DIRECTIONS ▸ Every line with the string "type" should be gathered.

RECORDS PROVIDED ▸

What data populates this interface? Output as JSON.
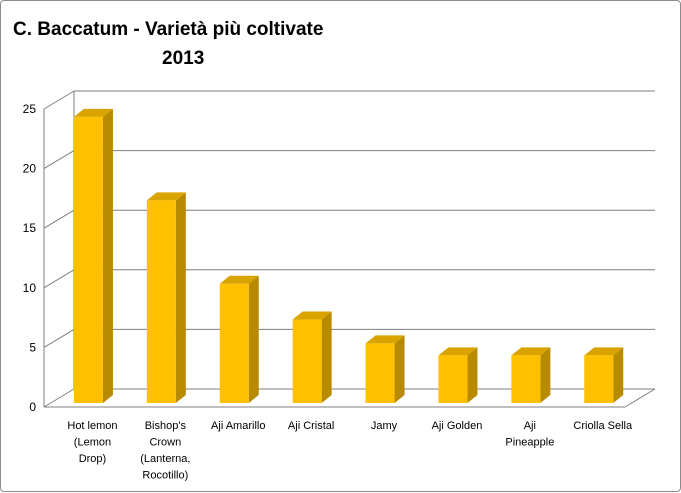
{
  "chart_data": {
    "type": "bar",
    "title_line1": "C. Baccatum - Varietà più coltivate",
    "title_line2": "2013",
    "categories": [
      [
        "Hot lemon",
        "(Lemon",
        "Drop)"
      ],
      [
        "Bishop's",
        "Crown",
        "(Lanterna,",
        "Rocotillo)"
      ],
      [
        "Aji Amarillo"
      ],
      [
        "Aji Cristal"
      ],
      [
        "Jamy"
      ],
      [
        "Aji Golden"
      ],
      [
        "Aji",
        "Pineapple"
      ],
      [
        "Criolla Sella"
      ]
    ],
    "values": [
      24,
      17,
      10,
      7,
      5,
      4,
      4,
      4
    ],
    "ylim": [
      0,
      25
    ],
    "yticks": [
      0,
      5,
      10,
      15,
      20,
      25
    ],
    "grid": true,
    "legend": "none",
    "bar_color": "#ffc000",
    "bar_side_color": "#b88a00",
    "bar_top_color": "#d9a300",
    "grid_color": "#7f7f7f"
  }
}
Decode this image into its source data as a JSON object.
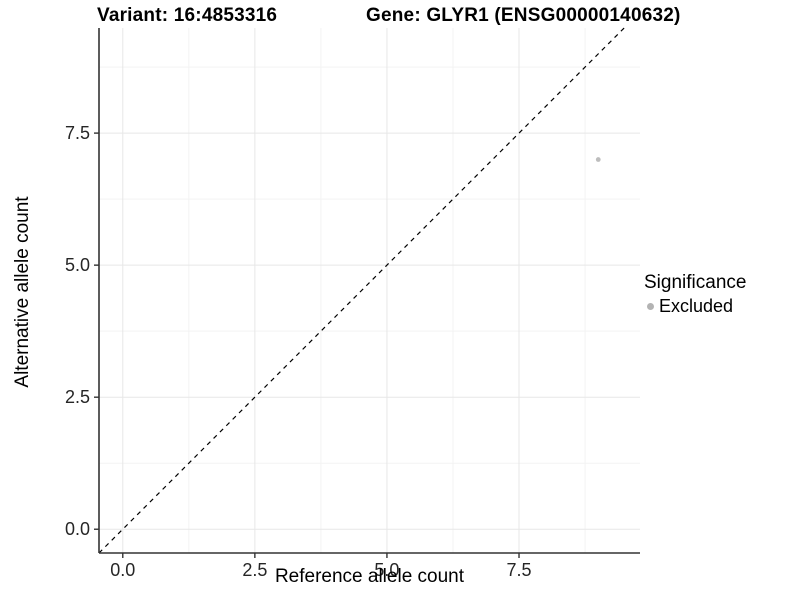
{
  "figure": {
    "title_left": "Variant: 16:4853316",
    "title_right": "Gene: GLYR1 (ENSG00000140632)"
  },
  "chart_data": {
    "type": "scatter",
    "title": "Variant: 16:4853316   Gene: GLYR1 (ENSG00000140632)",
    "xlabel": "Reference allele count",
    "ylabel": "Alternative allele count",
    "xlim": [
      -0.45,
      9.79
    ],
    "ylim": [
      -0.45,
      9.49
    ],
    "x_ticks": [
      0.0,
      2.5,
      5.0,
      7.5
    ],
    "y_ticks": [
      0.0,
      2.5,
      5.0,
      7.5
    ],
    "x_minor_ticks": [
      1.25,
      3.75,
      6.25,
      8.75
    ],
    "y_minor_ticks": [
      1.25,
      3.75,
      6.25,
      8.75
    ],
    "tick_decimals": 1,
    "grid": "major+minor",
    "reference_line": {
      "type": "identity",
      "slope": 1,
      "intercept": 0,
      "style": "dashed",
      "color": "#000000"
    },
    "series": [
      {
        "name": "Excluded",
        "color": "#bdbdbd",
        "point_radius": 2.4,
        "points": [
          {
            "x": 9,
            "y": 7
          }
        ]
      }
    ],
    "legend": {
      "title": "Significance",
      "position": "right",
      "items": [
        {
          "label": "Excluded",
          "color": "#b3b3b3"
        }
      ]
    }
  },
  "colors": {
    "major_grid": "#e7e7e7",
    "minor_grid": "#f3f3f3",
    "axis_line": "#333333",
    "tick_mark": "#333333",
    "tick_label": "#262626",
    "point": "#bdbdbd"
  }
}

SOLUTION TO THIS PROBLEM ▸
    "type": "bar",
    "type": "scatter",
      "type": "identity",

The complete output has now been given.